Below are some records. Copy every line in them that holds "Season".

# start of THE DATA

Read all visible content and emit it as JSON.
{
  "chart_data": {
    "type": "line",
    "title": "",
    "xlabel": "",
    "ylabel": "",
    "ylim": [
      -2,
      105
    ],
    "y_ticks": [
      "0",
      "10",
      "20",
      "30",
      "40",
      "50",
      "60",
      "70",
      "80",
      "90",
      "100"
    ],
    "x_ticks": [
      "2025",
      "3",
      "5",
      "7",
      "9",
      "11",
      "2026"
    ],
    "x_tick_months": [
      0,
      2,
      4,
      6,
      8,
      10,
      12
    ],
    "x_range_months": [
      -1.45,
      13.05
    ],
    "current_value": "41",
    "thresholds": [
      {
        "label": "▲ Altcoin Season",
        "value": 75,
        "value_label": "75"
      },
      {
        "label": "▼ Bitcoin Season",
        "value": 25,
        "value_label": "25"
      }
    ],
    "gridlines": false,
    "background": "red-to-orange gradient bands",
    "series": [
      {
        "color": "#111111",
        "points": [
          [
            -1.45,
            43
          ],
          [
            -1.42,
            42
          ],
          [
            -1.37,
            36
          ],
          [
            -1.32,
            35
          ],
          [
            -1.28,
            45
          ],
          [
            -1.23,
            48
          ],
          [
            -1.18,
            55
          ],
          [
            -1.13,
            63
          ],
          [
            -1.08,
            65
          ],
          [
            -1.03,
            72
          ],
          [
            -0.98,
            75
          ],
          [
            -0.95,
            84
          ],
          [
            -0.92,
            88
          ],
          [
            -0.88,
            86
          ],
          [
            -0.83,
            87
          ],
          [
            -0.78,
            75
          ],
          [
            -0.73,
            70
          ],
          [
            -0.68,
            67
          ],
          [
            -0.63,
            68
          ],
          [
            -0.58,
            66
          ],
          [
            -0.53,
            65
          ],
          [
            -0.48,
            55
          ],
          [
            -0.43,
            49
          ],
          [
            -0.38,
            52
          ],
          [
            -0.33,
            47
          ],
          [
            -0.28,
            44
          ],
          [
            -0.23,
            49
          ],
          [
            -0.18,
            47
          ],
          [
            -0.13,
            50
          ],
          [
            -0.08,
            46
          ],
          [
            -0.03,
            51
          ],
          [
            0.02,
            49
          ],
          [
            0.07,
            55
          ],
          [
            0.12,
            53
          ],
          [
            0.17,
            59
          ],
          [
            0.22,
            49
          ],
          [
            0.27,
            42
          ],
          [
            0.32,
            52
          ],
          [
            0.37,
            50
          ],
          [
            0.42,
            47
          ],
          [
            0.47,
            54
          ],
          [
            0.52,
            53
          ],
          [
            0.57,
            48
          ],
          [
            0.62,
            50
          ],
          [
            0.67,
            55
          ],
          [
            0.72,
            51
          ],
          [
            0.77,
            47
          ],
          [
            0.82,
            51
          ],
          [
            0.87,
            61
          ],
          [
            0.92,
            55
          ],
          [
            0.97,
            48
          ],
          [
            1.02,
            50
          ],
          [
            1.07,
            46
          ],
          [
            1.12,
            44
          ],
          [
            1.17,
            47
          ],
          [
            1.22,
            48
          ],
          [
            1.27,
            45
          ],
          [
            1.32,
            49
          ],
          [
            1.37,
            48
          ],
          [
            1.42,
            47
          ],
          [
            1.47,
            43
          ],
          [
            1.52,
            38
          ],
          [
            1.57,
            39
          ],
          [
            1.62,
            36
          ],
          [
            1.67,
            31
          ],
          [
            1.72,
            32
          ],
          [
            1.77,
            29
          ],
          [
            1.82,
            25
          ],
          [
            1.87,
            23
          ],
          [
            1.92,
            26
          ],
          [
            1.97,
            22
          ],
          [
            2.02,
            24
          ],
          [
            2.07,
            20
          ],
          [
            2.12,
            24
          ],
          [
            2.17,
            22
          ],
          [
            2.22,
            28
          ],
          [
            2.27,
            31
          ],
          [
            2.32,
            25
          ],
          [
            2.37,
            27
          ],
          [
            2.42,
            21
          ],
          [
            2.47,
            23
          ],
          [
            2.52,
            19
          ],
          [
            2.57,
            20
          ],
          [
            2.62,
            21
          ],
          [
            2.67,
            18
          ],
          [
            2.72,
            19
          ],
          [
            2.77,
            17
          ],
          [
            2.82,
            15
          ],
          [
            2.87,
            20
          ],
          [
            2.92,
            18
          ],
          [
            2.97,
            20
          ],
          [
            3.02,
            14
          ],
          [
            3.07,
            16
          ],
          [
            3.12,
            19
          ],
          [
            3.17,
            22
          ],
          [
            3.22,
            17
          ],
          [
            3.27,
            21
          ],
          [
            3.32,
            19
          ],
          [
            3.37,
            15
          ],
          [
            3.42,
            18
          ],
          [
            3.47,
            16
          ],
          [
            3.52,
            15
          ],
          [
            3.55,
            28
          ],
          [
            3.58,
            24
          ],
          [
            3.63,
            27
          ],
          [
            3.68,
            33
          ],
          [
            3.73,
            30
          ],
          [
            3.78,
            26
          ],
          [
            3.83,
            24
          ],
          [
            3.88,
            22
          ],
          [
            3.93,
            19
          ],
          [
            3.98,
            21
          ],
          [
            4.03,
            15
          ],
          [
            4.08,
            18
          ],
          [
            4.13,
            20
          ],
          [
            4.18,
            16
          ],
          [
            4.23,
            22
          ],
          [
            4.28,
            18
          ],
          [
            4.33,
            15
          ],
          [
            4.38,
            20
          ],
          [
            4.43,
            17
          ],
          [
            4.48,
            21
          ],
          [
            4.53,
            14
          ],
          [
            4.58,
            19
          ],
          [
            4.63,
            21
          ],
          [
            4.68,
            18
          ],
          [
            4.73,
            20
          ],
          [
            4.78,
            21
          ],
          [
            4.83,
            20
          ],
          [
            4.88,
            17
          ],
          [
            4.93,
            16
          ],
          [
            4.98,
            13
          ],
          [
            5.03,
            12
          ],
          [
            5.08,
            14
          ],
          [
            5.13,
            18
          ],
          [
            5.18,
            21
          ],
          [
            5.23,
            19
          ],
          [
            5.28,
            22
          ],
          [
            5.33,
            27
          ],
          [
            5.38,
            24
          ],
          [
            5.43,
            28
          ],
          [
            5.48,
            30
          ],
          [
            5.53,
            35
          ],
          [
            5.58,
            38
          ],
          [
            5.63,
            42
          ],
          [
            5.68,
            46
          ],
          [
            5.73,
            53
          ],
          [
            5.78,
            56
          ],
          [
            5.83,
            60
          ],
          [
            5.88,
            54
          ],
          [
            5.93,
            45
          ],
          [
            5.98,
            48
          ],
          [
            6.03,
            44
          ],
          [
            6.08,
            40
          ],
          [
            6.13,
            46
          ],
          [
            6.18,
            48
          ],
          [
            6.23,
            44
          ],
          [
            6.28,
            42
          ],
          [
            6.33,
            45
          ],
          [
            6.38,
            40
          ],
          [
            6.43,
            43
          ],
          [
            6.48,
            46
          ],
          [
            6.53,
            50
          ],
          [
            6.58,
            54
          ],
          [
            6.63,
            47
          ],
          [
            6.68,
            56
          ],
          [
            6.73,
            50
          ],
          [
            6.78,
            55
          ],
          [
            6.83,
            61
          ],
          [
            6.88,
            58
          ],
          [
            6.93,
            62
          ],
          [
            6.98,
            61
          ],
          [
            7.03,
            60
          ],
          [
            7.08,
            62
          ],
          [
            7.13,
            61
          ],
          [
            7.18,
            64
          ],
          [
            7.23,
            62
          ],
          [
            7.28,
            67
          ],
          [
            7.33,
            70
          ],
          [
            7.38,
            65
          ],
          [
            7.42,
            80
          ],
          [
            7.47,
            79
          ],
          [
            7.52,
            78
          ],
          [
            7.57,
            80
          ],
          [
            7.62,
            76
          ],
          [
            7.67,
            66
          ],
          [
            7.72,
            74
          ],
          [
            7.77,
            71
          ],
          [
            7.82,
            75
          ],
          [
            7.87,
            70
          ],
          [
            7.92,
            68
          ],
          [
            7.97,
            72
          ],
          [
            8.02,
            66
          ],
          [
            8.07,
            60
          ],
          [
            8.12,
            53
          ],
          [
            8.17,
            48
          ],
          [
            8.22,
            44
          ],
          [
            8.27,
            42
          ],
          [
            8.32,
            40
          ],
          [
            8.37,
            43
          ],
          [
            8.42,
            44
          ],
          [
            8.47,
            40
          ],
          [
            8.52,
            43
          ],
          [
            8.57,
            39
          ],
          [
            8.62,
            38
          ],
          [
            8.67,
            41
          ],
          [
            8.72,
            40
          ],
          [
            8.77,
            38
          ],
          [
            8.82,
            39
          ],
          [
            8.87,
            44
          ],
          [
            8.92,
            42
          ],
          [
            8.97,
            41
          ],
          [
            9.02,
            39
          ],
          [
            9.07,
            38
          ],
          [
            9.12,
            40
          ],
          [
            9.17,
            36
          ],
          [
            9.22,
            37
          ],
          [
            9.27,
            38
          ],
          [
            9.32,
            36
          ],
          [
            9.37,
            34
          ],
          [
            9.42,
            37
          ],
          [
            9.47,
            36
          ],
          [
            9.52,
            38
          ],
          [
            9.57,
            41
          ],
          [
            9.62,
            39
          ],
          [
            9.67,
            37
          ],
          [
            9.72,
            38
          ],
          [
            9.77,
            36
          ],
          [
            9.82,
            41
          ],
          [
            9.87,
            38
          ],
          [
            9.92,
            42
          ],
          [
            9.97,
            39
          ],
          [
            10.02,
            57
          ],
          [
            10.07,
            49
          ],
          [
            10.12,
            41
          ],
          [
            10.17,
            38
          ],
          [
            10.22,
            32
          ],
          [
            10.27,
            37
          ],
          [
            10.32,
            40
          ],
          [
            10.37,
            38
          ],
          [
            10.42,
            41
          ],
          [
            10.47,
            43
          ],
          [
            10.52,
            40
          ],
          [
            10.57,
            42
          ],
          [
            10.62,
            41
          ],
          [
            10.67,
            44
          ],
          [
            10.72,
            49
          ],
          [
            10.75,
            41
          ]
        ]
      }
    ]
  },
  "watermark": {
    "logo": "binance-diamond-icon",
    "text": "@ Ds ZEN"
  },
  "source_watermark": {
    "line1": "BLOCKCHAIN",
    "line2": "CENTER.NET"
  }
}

# end of THE DATA

### THE COMPLETED TASK
        "label": "▲ Altcoin Season",
        "label": "▼ Bitcoin Season",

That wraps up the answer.